→ **WHAT IS NEEDED**
Find and return each line containing "text".
Start of DATA FOR THIS EXERCISE
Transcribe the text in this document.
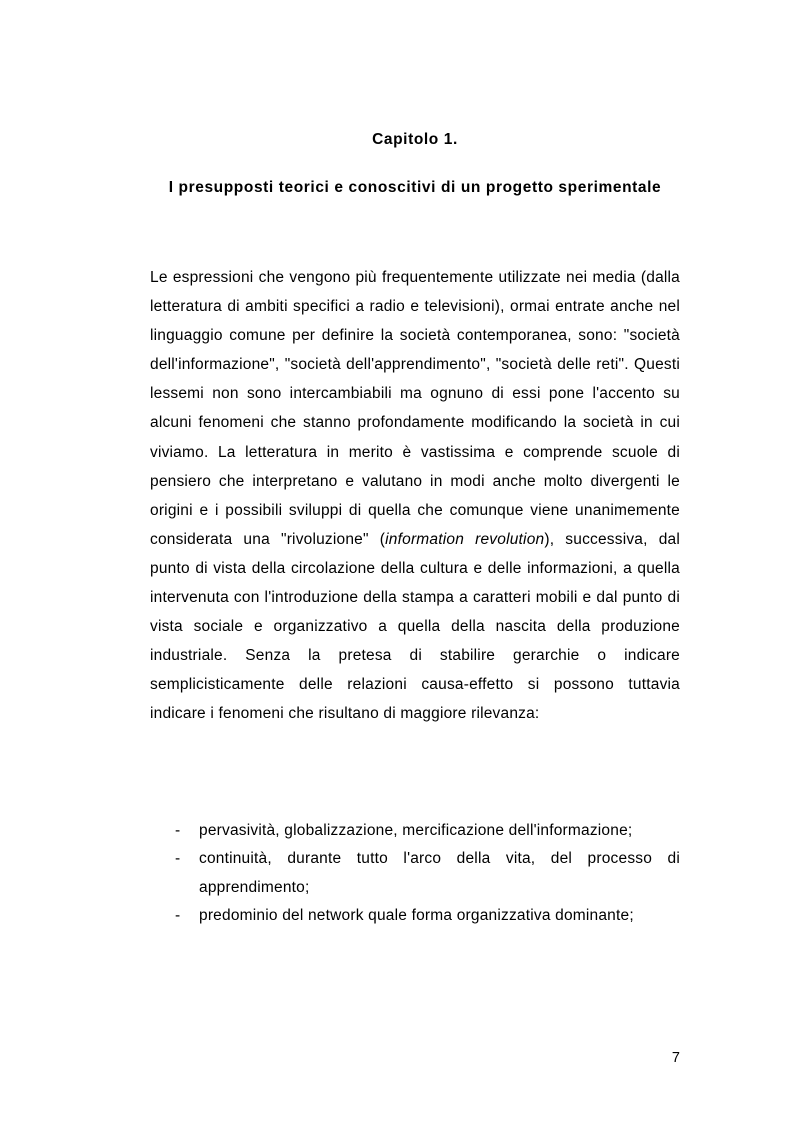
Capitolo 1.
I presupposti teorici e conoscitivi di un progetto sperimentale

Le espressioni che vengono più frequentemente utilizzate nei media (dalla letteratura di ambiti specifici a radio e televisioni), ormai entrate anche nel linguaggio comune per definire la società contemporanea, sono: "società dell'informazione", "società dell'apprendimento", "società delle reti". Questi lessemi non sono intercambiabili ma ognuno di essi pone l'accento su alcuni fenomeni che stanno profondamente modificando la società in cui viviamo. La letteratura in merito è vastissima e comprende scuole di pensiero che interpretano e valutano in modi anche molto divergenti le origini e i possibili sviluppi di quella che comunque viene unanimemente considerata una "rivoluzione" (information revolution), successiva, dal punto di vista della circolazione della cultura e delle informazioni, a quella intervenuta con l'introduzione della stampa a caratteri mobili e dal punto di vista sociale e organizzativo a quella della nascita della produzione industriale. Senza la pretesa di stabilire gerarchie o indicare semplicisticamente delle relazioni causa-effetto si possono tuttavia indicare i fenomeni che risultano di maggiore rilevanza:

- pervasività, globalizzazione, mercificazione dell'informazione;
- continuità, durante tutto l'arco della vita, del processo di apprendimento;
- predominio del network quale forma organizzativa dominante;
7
End of DATA FOR THIS EXERCISE
Start of DATA FOR THIS EXERCISE
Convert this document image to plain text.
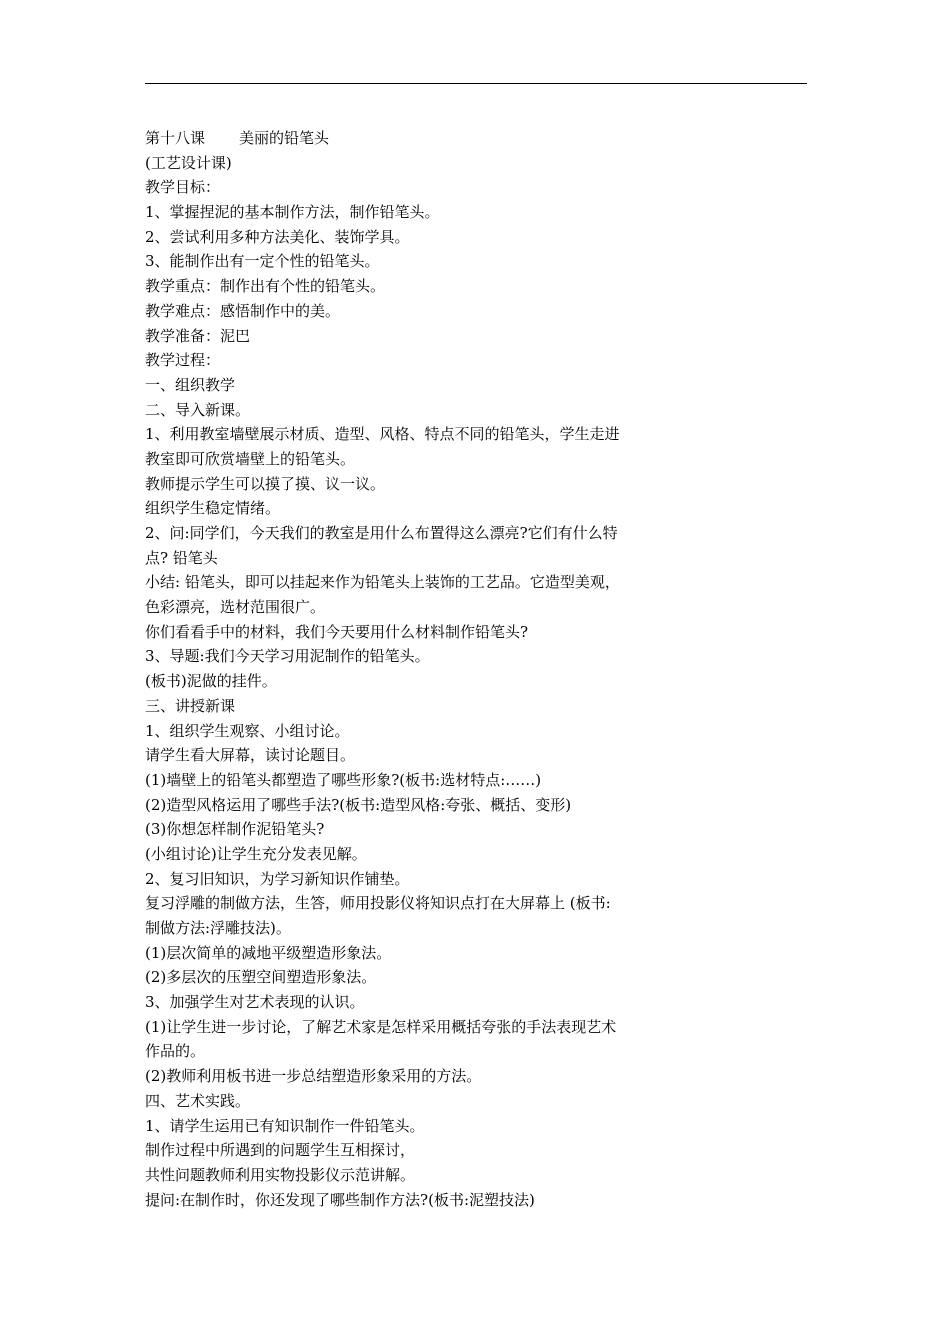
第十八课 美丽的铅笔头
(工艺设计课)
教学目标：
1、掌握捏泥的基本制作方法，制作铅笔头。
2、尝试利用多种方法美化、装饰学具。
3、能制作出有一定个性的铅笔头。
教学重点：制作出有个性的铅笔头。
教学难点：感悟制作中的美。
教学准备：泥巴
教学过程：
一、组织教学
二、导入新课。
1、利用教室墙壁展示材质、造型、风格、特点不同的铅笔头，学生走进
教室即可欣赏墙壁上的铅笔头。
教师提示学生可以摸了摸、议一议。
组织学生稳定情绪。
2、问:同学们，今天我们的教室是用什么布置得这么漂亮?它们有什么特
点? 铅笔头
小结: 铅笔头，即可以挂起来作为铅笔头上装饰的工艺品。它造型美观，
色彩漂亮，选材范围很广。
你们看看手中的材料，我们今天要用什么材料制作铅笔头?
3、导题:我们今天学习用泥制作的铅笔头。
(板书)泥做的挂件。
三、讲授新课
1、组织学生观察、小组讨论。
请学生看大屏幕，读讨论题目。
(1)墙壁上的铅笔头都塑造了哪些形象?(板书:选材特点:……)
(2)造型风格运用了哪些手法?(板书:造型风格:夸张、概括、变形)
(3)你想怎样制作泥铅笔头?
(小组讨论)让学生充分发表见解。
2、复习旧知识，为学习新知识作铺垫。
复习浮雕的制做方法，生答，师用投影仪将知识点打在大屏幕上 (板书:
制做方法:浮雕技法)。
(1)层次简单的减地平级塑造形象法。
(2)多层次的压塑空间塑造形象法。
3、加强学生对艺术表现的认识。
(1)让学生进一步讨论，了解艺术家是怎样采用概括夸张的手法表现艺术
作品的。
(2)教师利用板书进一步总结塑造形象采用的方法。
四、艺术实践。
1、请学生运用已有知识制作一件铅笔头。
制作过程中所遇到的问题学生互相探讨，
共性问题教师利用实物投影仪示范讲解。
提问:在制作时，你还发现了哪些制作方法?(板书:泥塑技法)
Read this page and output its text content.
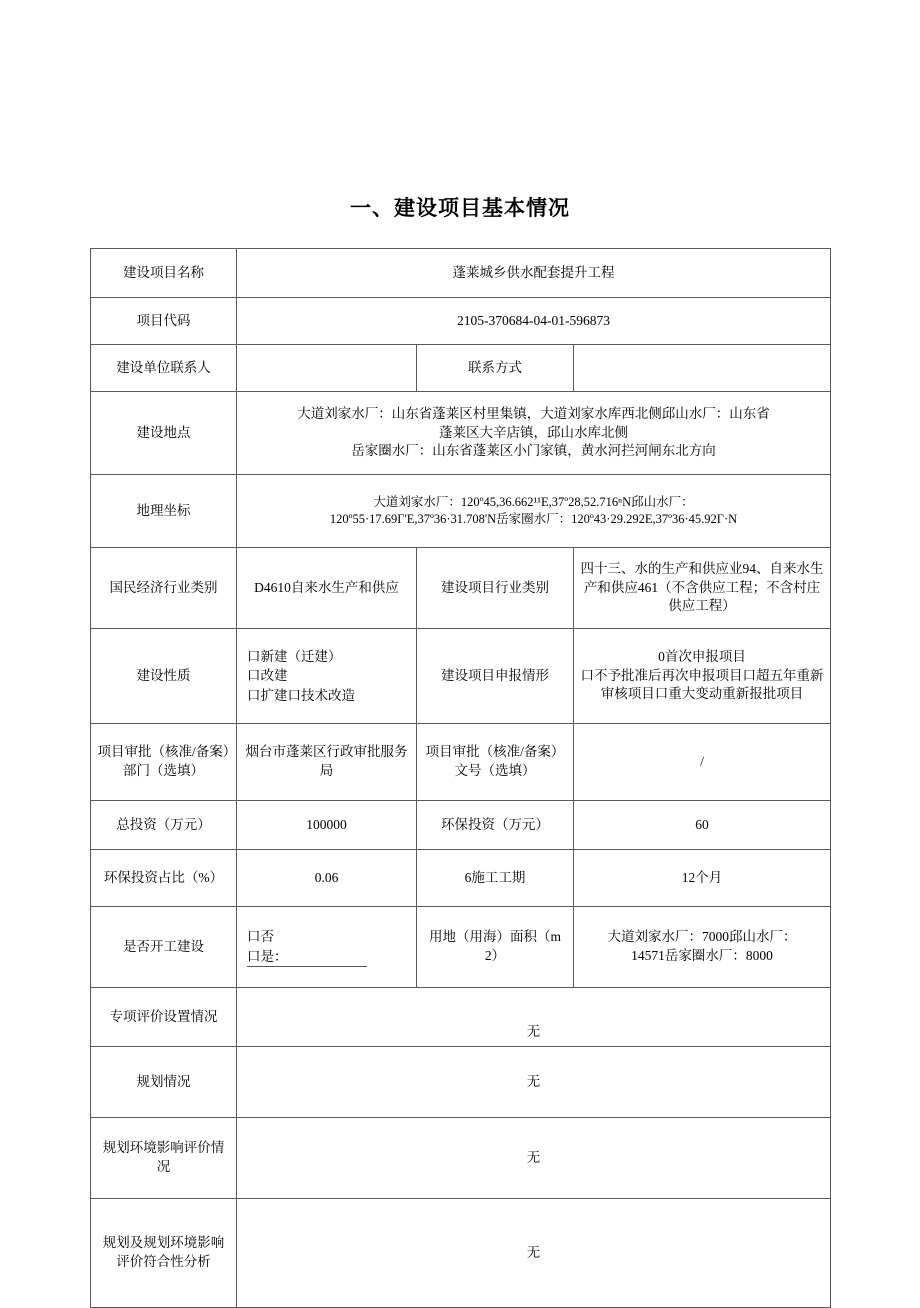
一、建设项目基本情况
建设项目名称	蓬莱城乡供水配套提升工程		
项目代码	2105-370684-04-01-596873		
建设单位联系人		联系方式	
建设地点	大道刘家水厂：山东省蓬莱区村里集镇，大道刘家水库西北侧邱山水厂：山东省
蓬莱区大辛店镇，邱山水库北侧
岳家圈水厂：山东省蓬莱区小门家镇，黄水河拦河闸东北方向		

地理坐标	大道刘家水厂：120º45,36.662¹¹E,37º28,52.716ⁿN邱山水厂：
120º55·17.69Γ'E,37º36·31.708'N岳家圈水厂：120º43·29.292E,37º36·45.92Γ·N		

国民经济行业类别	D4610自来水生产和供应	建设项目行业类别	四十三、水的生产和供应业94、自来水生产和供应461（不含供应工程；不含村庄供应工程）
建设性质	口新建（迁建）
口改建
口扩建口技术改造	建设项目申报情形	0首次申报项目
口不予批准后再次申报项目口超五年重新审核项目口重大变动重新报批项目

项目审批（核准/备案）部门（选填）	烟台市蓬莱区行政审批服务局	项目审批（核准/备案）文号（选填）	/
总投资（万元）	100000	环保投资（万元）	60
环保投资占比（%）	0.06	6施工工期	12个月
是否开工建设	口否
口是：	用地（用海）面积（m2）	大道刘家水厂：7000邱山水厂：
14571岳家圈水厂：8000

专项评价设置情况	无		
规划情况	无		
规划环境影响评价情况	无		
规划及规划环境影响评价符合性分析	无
End of DATA FOR THIS EXERCISE
→ **TASK RESPONSE**
Transcribe the text in this document.
Convert this document image to plain text.
Read this page and output its text content.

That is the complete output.